(Dataset items)
══════

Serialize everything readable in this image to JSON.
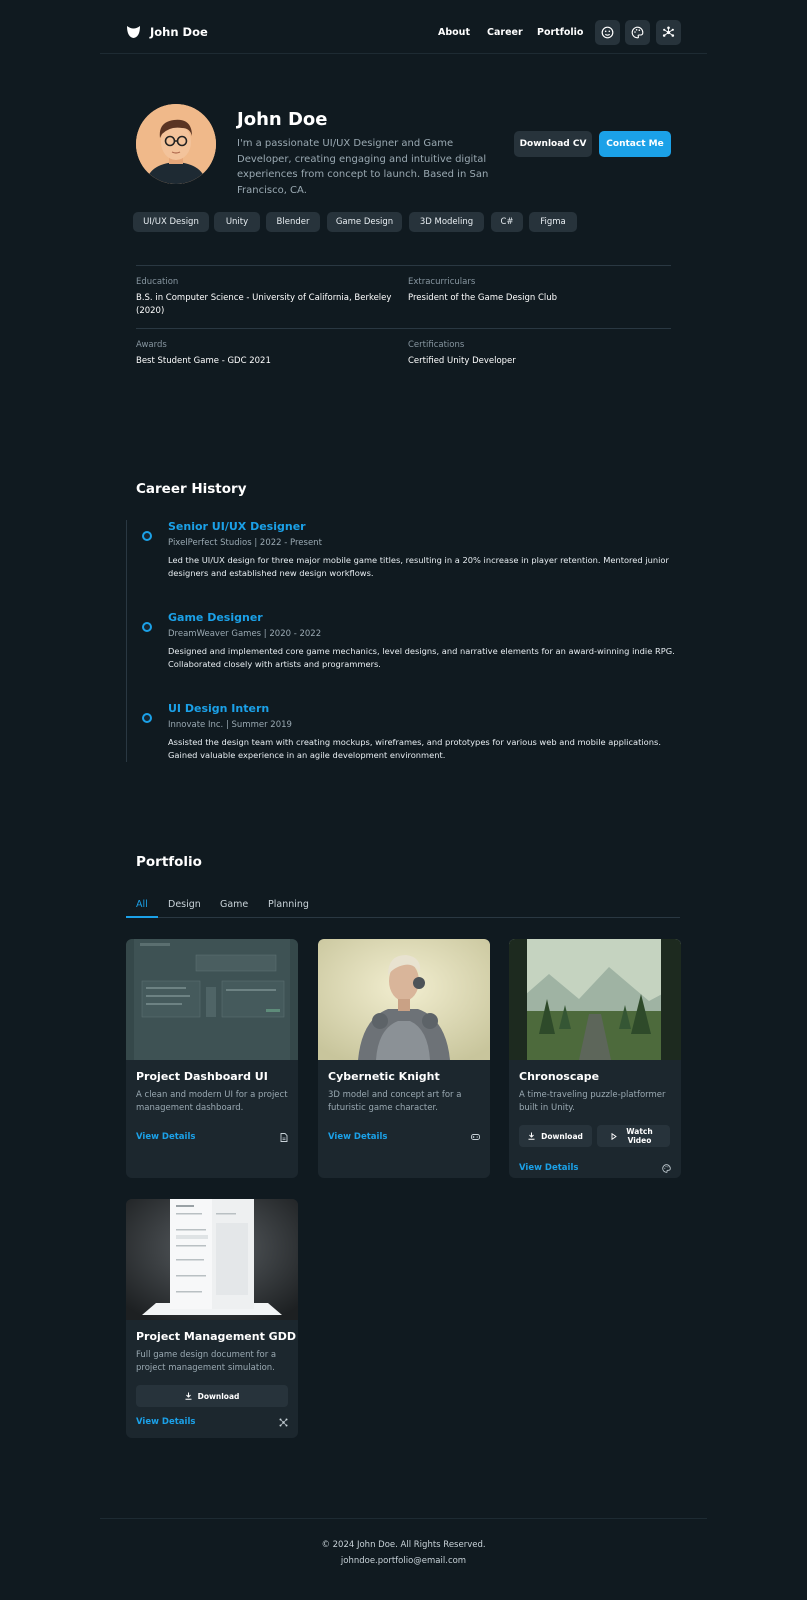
{
  "header": {
    "logo_text": "John Doe",
    "nav": [
      "About",
      "Career",
      "Portfolio"
    ],
    "icon_buttons": [
      "smiley-icon",
      "palette-icon",
      "network-icon"
    ]
  },
  "hero": {
    "name": "John Doe",
    "bio": "I'm a passionate UI/UX Designer and Game Developer, creating engaging and intuitive digital experiences from concept to launch. Based in San Francisco, CA.",
    "download_cv": "Download CV",
    "contact": "Contact Me",
    "tags": [
      "UI/UX Design",
      "Unity",
      "Blender",
      "Game Design",
      "3D Modeling",
      "C#",
      "Figma"
    ]
  },
  "info": [
    {
      "label": "Education",
      "value": "B.S. in Computer Science - University of California, Berkeley (2020)"
    },
    {
      "label": "Extracurriculars",
      "value": "President of the Game Design Club"
    },
    {
      "label": "Awards",
      "value": "Best Student Game - GDC 2021"
    },
    {
      "label": "Certifications",
      "value": "Certified Unity Developer"
    }
  ],
  "career": {
    "title": "Career History",
    "jobs": [
      {
        "title": "Senior UI/UX Designer",
        "meta": "PixelPerfect Studios | 2022 - Present",
        "desc": "Led the UI/UX design for three major mobile game titles, resulting in a 20% increase in player retention. Mentored junior designers and established new design workflows."
      },
      {
        "title": "Game Designer",
        "meta": "DreamWeaver Games | 2020 - 2022",
        "desc": "Designed and implemented core game mechanics, level designs, and narrative elements for an award-winning indie RPG. Collaborated closely with artists and programmers."
      },
      {
        "title": "UI Design Intern",
        "meta": "Innovate Inc. | Summer 2019",
        "desc": "Assisted the design team with creating mockups, wireframes, and prototypes for various web and mobile applications. Gained valuable experience in an agile development environment."
      }
    ]
  },
  "portfolio": {
    "title": "Portfolio",
    "tabs": [
      "All",
      "Design",
      "Game",
      "Planning"
    ],
    "active_tab": "All",
    "view_details": "View Details",
    "cards": [
      {
        "title": "Project Dashboard UI",
        "desc": "A clean and modern UI for a project management dashboard.",
        "type_icon": "document-icon"
      },
      {
        "title": "Cybernetic Knight",
        "desc": "3D model and concept art for a futuristic game character.",
        "type_icon": "gamepad-icon"
      },
      {
        "title": "Chronoscape",
        "desc": "A time-traveling puzzle-platformer built in Unity.",
        "type_icon": "palette-icon",
        "download": "Download",
        "watch": "Watch Video"
      },
      {
        "title": "Project Management GDD",
        "desc": "Full game design document for a project management simulation.",
        "type_icon": "network-icon",
        "download": "Download"
      }
    ]
  },
  "footer": {
    "copyright": "© 2024 John Doe. All Rights Reserved.",
    "email": "johndoe.portfolio@email.com"
  }
}
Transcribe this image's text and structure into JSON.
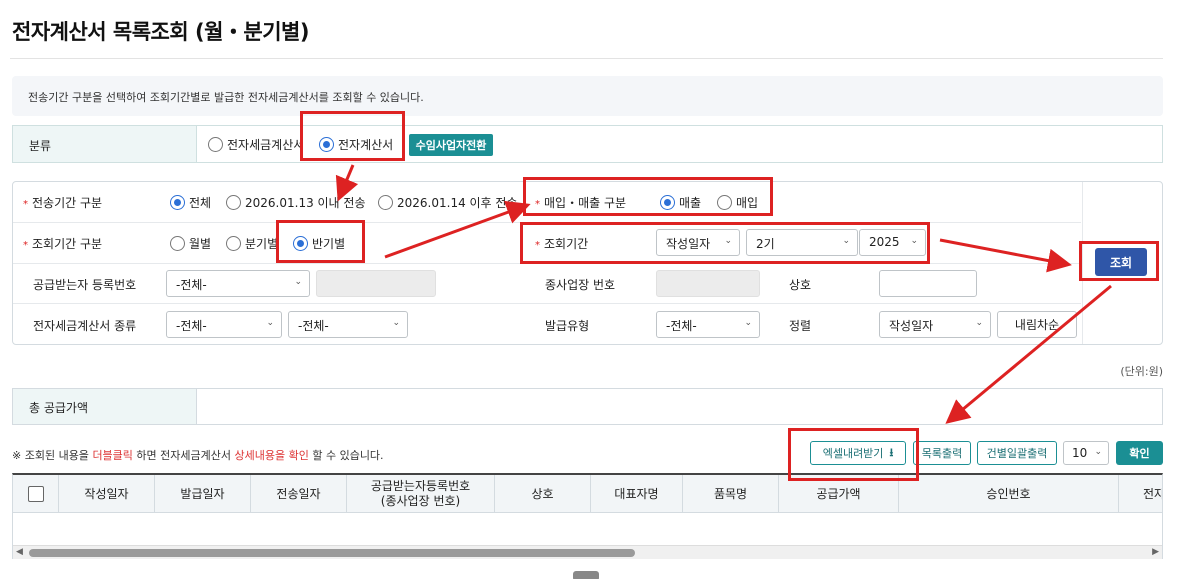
{
  "title": "전자계산서 목록조회 (월・분기별)",
  "info": "전송기간 구분을 선택하여 조회기간별로 발급한 전자세금계산서를 조회할 수 있습니다.",
  "category": {
    "label": "분류",
    "options": [
      "전자세금계산서",
      "전자계산서"
    ],
    "selected": "전자계산서",
    "switch_button": "수임사업자전환"
  },
  "search": {
    "transmission": {
      "label": "전송기간 구분",
      "options": [
        "전체",
        "2026.01.13 이내 전송",
        "2026.01.14 이후 전송"
      ],
      "selected": "전체"
    },
    "trade": {
      "label": "매입・매출 구분",
      "options": [
        "매출",
        "매입"
      ],
      "selected": "매출"
    },
    "period_type": {
      "label": "조회기간 구분",
      "options": [
        "월별",
        "분기별",
        "반기별"
      ],
      "selected": "반기별"
    },
    "period": {
      "label": "조회기간",
      "date_type": "작성일자",
      "half": "2기",
      "year": "2025"
    },
    "receiver_reg_no": {
      "label": "공급받는자 등록번호",
      "value": "-전체-"
    },
    "sub_business_no": {
      "label": "종사업장 번호"
    },
    "company": {
      "label": "상호"
    },
    "invoice_type": {
      "label": "전자세금계산서 종류",
      "value1": "-전체-",
      "value2": "-전체-"
    },
    "issue_type": {
      "label": "발급유형",
      "value": "-전체-"
    },
    "sort": {
      "label": "정렬",
      "value": "작성일자",
      "order": "내림차순"
    },
    "query_button": "조회"
  },
  "unit": "(단위:원)",
  "total_supply": {
    "label": "총 공급가액"
  },
  "note": {
    "prefix": "※ 조회된 내용을 ",
    "red1": "더블클릭",
    "mid": " 하면 전자세금계산서 ",
    "red2": "상세내용을 확인",
    "suffix": " 할 수 있습니다."
  },
  "actions": {
    "excel": "엑셀내려받기",
    "print_list": "목록출력",
    "bulk_print": "건별일괄출력",
    "page_size": "10",
    "confirm": "확인"
  },
  "table": {
    "columns": [
      "작성일자",
      "발급일자",
      "전송일자",
      "공급받는자등록번호\n(종사업장 번호)",
      "상호",
      "대표자명",
      "품목명",
      "공급가액",
      "승인번호",
      "전자"
    ]
  },
  "colors": {
    "teal": "#1b8f94",
    "query_blue": "#2f56a8",
    "radio_blue": "#2b6fd6",
    "highlight_red": "#dd2222"
  }
}
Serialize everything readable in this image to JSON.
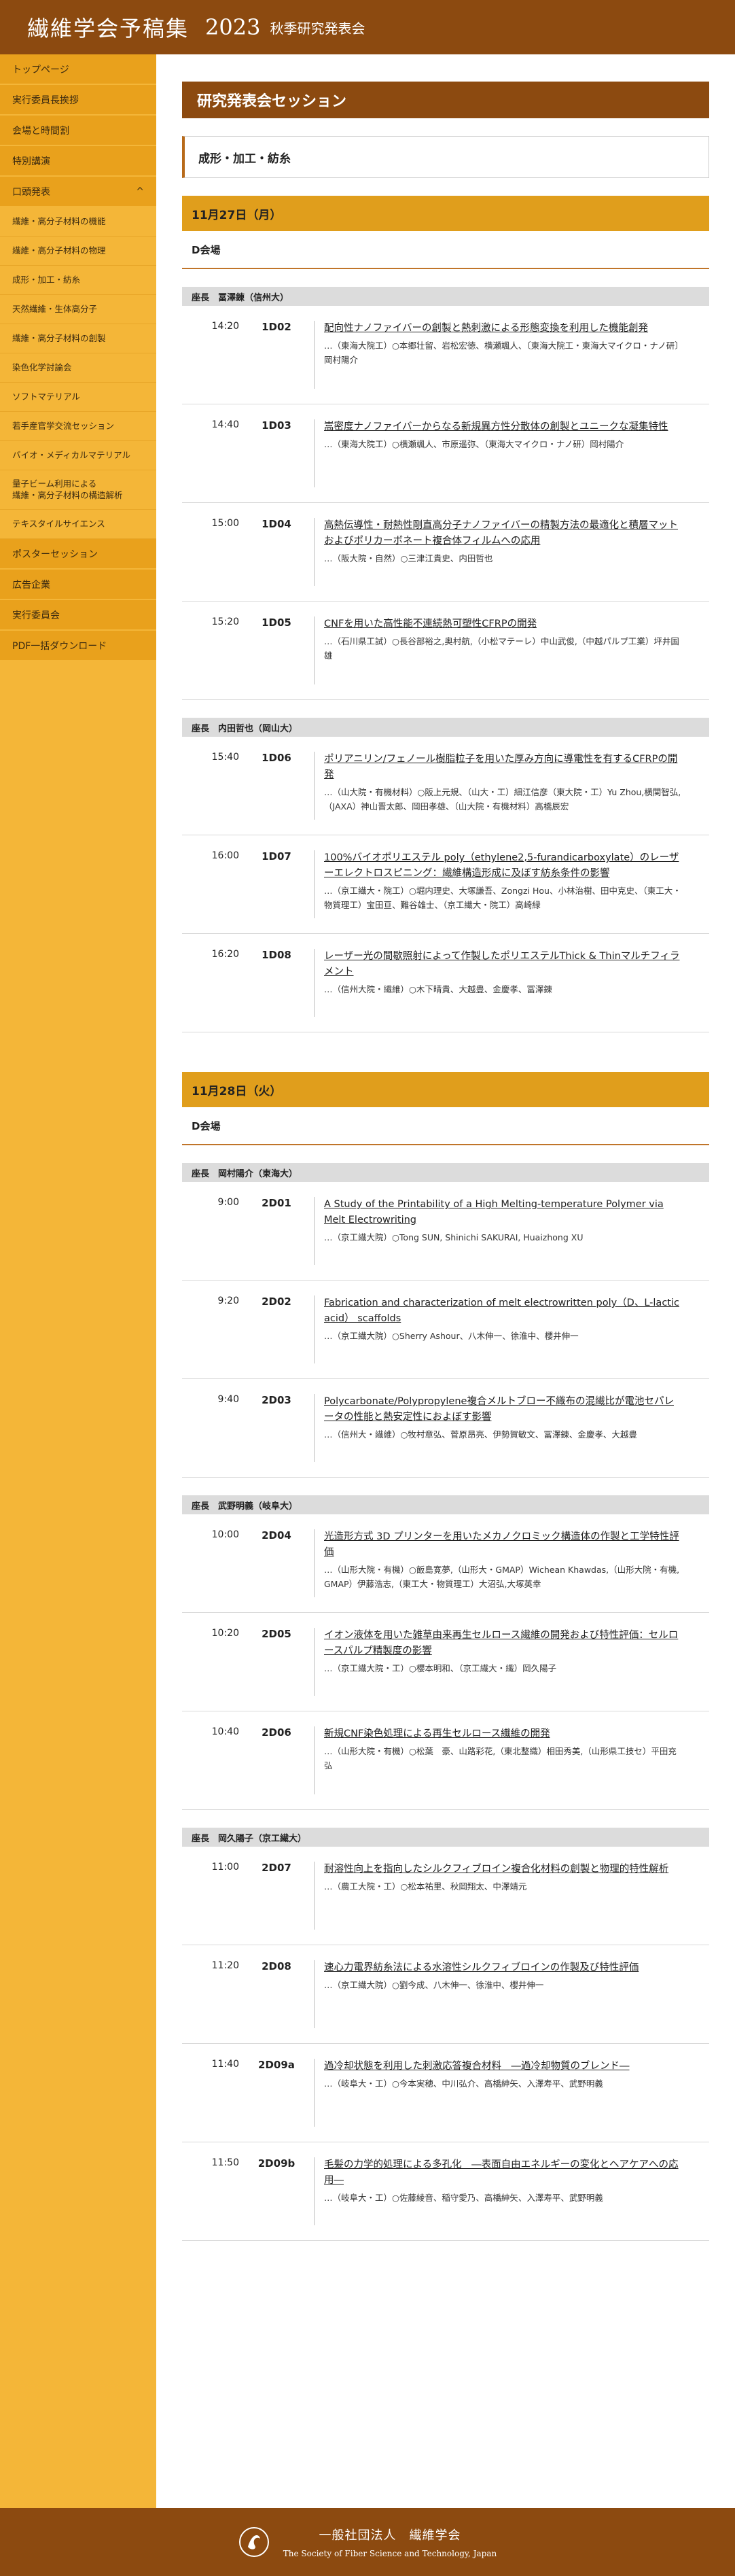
{
  "header": {
    "title": "繊維学会予稿集",
    "year": "2023",
    "subtitle": "秋季研究発表会"
  },
  "sidebar": {
    "items": [
      {
        "label": "トップページ",
        "type": "main"
      },
      {
        "label": "実行委員長挨拶",
        "type": "main"
      },
      {
        "label": "会場と時間割",
        "type": "main"
      },
      {
        "label": "特別講演",
        "type": "main"
      },
      {
        "label": "口頭発表",
        "type": "main",
        "chevron": "^"
      },
      {
        "label": "繊維・高分子材料の機能",
        "type": "sub"
      },
      {
        "label": "繊維・高分子材料の物理",
        "type": "sub"
      },
      {
        "label": "成形・加工・紡糸",
        "type": "sub"
      },
      {
        "label": "天然繊維・生体高分子",
        "type": "sub"
      },
      {
        "label": "繊維・高分子材料の創製",
        "type": "sub"
      },
      {
        "label": "染色化学討論会",
        "type": "sub"
      },
      {
        "label": "ソフトマテリアル",
        "type": "sub"
      },
      {
        "label": "若手産官学交流セッション",
        "type": "sub"
      },
      {
        "label": "バイオ・メディカルマテリアル",
        "type": "sub"
      },
      {
        "label": "量子ビーム利用による\n繊維・高分子材料の構造解析",
        "type": "sub",
        "tall": true
      },
      {
        "label": "テキスタイルサイエンス",
        "type": "sub"
      },
      {
        "label": "ポスターセッション",
        "type": "main"
      },
      {
        "label": "広告企業",
        "type": "main"
      },
      {
        "label": "実行委員会",
        "type": "main"
      },
      {
        "label": "PDF一括ダウンロード",
        "type": "main"
      }
    ]
  },
  "main": {
    "page_title": "研究発表会セッション",
    "topic": "成形・加工・紡糸",
    "days": [
      {
        "date": "11月27日（月）",
        "room": "D会場",
        "chairs": [
          {
            "label": "座長　冨澤錬（信州大）",
            "talks": [
              {
                "time": "14:20",
                "code": "1D02",
                "title": "配向性ナノファイバーの創製と熱刺激による形態変換を利用した機能創発",
                "authors": "…（東海大院工）○本郷壮留、岩松宏徳、横瀬颯人、〔東海大院工・東海大マイクロ・ナノ研〕岡村陽介"
              },
              {
                "time": "14:40",
                "code": "1D03",
                "title": "嵩密度ナノファイバーからなる新規異方性分散体の創製とユニークな凝集特性",
                "authors": "…（東海大院工）○横瀬颯人、市原遥弥、（東海大マイクロ・ナノ研）岡村陽介"
              },
              {
                "time": "15:00",
                "code": "1D04",
                "title": "高熱伝導性・耐熱性剛直高分子ナノファイバーの精製方法の最適化と積層マットおよびポリカーボネート複合体フィルムへの応用",
                "authors": "…（阪大院・自然）○三津江貴史、内田哲也"
              },
              {
                "time": "15:20",
                "code": "1D05",
                "title": "CNFを用いた高性能不連続熱可塑性CFRPの開発",
                "authors": "…（石川県工試）○長谷部裕之,奥村航,（小松マテーレ）中山武俊,（中越パルプ工業）坪井国雄"
              }
            ]
          },
          {
            "label": "座長　内田哲也（岡山大）",
            "talks": [
              {
                "time": "15:40",
                "code": "1D06",
                "title": "ポリアニリン/フェノール樹脂粒子を用いた厚み方向に導電性を有するCFRPの開発",
                "authors": "…（山大院・有機材料）○阪上元規、（山大・工）細江信彦（東大院・工）Yu Zhou,横関智弘,（JAXA）神山晋太郎、岡田孝雄、（山大院・有機材料）高橋辰宏"
              },
              {
                "time": "16:00",
                "code": "1D07",
                "title": "100%バイオポリエステル poly（ethylene2,5-furandicarboxylate）のレーザーエレクトロスピニング：繊維構造形成に及ぼす紡糸条件の影響",
                "authors": "…（京工繊大・院工）○堀内理史、大塚謙吾、Zongzi Hou、小林治樹、田中克史、（東工大・物質理工）宝田亘、難谷雄士、（京工繊大・院工）高崎緑"
              },
              {
                "time": "16:20",
                "code": "1D08",
                "title": "レーザー光の間歇照射によって作製したポリエステルThick & Thinマルチフィラメント",
                "authors": "…（信州大院・繊維）○木下晴貴、大越豊、金慶孝、冨澤錬"
              }
            ]
          }
        ]
      },
      {
        "date": "11月28日（火）",
        "room": "D会場",
        "chairs": [
          {
            "label": "座長　岡村陽介（東海大）",
            "talks": [
              {
                "time": "9:00",
                "code": "2D01",
                "title": "A Study of the Printability of a High Melting-temperature Polymer via Melt Electrowriting",
                "authors": "…（京工繊大院）○Tong SUN, Shinichi SAKURAI, Huaizhong XU"
              },
              {
                "time": "9:20",
                "code": "2D02",
                "title": "Fabrication and characterization of melt electrowritten poly（D、L-lactic acid） scaffolds",
                "authors": "…（京工繊大院）○Sherry Ashour、八木伸一、徐淮中、櫻井伸一"
              },
              {
                "time": "9:40",
                "code": "2D03",
                "title": "Polycarbonate/Polypropylene複合メルトブロー不織布の混繊比が電池セパレータの性能と熱安定性におよぼす影響",
                "authors": "…（信州大・繊維）○牧村章弘、菅原昂亮、伊勢賀敏文、冨澤錬、金慶孝、大越豊"
              }
            ]
          },
          {
            "label": "座長　武野明義（岐阜大）",
            "talks": [
              {
                "time": "10:00",
                "code": "2D04",
                "title": "光造形方式 3D プリンターを用いたメカノクロミック構造体の作製と工学特性評価",
                "authors": "…（山形大院・有機）○飯島寛夢,（山形大・GMAP）Wichean Khawdas,（山形大院・有機, GMAP）伊藤浩志,（東工大・物質理工）大沼弘,大塚英幸"
              },
              {
                "time": "10:20",
                "code": "2D05",
                "title": "イオン液体を用いた雑草由来再生セルロース繊維の開発および特性評価：セルロースパルプ精製度の影響",
                "authors": "…（京工繊大院・工）○櫻本明和、（京工繊大・繊）岡久陽子"
              },
              {
                "time": "10:40",
                "code": "2D06",
                "title": "新規CNF染色処理による再生セルロース繊維の開発",
                "authors": "…（山形大院・有機）○松葉　豪、山路彩花,（東北整織）相田秀美,（山形県工技セ）平田充弘"
              }
            ]
          },
          {
            "label": "座長　岡久陽子（京工繊大）",
            "talks": [
              {
                "time": "11:00",
                "code": "2D07",
                "title": "耐溶性向上を指向したシルクフィブロイン複合化材料の創製と物理的特性解析",
                "authors": "…（農工大院・工）○松本祐里、秋岡翔太、中澤靖元"
              },
              {
                "time": "11:20",
                "code": "2D08",
                "title": "速心力電界紡糸法による水溶性シルクフィブロインの作製及び特性評価",
                "authors": "…（京工繊大院）○劉今成、八木伸一、徐淮中、櫻井伸一"
              },
              {
                "time": "11:40",
                "code": "2D09a",
                "title": "過冷却状態を利用した刺激応答複合材料　―過冷却物質のブレンド―",
                "authors": "…（岐阜大・工）○今本実穂、中川弘介、高橋紳矢、入澤寿平、武野明義"
              },
              {
                "time": "11:50",
                "code": "2D09b",
                "title": "毛髪の力学的処理による多孔化　―表面自由エネルギーの変化とヘアケアへの応用―",
                "authors": "…（岐阜大・工）○佐藤綾音、稲守愛乃、高橋紳矢、入澤寿平、武野明義"
              }
            ]
          }
        ]
      }
    ]
  },
  "footer": {
    "org_jp": "一般社団法人　繊維学会",
    "org_en": "The Society of Fiber Science and Technology, Japan"
  },
  "colors": {
    "header": "#8c4a10",
    "accent": "#e09e1c",
    "sidebar": "#f4b638"
  }
}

══════

- TASK DESCRIPTION: Show all lines in the entries above where the string "横瀬颯人" appears.

- SOLUTION TO THIS EXERCISE:
                "authors": "…（東海大院工）○本郷壮留、岩松宏徳、横瀬颯人、〔東海大院工・東海大マイクロ・ナノ研〕岡村陽介"
                "authors": "…（東海大院工）○横瀬颯人、市原遥弥、（東海大マイクロ・ナノ研）岡村陽介"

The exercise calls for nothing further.